§ Supplied entries:
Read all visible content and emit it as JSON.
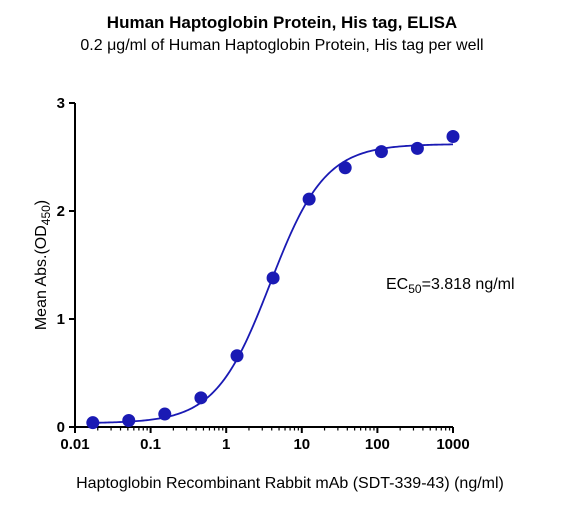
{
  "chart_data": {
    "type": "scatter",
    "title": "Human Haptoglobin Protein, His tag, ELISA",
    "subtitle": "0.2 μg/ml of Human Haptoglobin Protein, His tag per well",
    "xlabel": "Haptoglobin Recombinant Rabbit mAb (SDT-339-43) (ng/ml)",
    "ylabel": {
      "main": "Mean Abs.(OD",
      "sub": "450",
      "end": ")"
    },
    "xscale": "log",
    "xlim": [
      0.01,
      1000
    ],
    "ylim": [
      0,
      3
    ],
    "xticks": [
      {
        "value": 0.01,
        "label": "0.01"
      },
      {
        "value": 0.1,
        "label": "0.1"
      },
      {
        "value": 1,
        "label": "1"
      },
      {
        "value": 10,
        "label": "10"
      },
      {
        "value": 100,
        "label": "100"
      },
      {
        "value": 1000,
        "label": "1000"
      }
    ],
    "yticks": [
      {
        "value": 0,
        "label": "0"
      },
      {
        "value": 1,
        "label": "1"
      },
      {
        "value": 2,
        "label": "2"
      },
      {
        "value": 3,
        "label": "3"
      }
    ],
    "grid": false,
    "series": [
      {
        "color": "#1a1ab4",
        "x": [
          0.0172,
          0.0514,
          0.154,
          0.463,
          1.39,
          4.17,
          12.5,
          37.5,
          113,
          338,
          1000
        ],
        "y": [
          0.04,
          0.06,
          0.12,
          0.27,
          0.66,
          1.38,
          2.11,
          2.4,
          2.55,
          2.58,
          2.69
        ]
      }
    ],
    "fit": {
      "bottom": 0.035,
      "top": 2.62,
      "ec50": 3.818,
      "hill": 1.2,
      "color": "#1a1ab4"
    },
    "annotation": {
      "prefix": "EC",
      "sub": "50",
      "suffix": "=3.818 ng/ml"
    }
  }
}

---

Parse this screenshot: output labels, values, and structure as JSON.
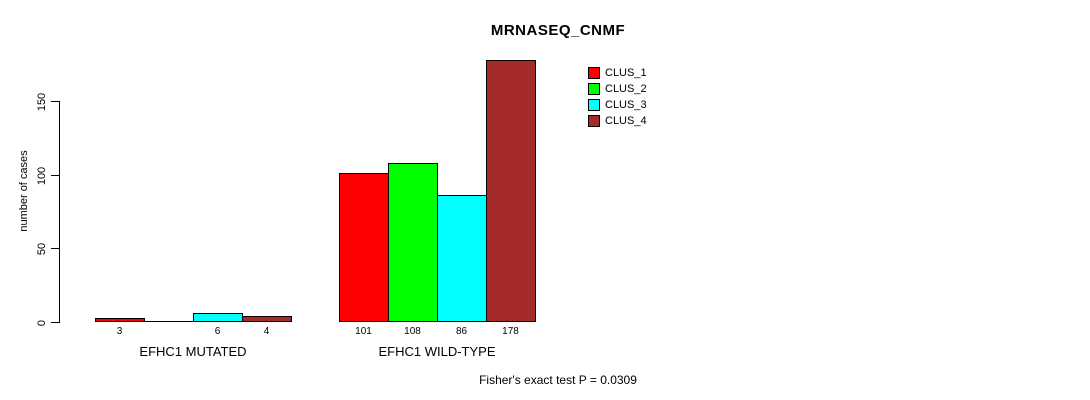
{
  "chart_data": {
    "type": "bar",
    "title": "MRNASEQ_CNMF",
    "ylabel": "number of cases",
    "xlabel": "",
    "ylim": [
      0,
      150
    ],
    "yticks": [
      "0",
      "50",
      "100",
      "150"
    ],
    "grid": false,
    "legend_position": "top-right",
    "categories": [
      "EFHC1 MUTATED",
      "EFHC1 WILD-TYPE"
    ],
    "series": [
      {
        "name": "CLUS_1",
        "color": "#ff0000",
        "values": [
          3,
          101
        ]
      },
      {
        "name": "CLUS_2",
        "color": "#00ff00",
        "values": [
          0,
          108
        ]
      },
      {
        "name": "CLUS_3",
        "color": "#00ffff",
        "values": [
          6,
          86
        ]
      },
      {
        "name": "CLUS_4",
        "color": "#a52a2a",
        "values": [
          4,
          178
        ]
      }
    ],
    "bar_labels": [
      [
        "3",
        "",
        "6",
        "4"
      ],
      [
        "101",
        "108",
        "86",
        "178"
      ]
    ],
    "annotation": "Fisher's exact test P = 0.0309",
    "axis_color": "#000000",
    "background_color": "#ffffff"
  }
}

==

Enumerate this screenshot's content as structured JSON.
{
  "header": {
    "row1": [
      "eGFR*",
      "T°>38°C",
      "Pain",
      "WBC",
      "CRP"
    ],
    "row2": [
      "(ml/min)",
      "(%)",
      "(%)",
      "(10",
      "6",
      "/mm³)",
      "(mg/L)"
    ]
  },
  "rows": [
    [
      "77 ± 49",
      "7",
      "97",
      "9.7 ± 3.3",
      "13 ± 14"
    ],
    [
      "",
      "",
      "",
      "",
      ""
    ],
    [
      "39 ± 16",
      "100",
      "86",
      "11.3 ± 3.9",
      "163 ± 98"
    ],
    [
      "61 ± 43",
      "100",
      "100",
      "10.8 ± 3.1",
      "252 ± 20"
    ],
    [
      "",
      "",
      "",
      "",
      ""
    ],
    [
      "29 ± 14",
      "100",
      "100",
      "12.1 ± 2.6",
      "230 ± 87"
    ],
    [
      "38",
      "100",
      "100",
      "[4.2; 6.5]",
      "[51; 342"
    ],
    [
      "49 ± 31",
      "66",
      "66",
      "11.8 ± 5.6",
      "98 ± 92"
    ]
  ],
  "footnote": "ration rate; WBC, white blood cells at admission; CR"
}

§ What to work on: All lines holding the word "Protein" must be found in the listing and copied.

§ Result:
    "title": "Human Haptoglobin Protein, His tag, ELISA",
    "subtitle": "0.2 μg/ml of Human Haptoglobin Protein, His tag per well",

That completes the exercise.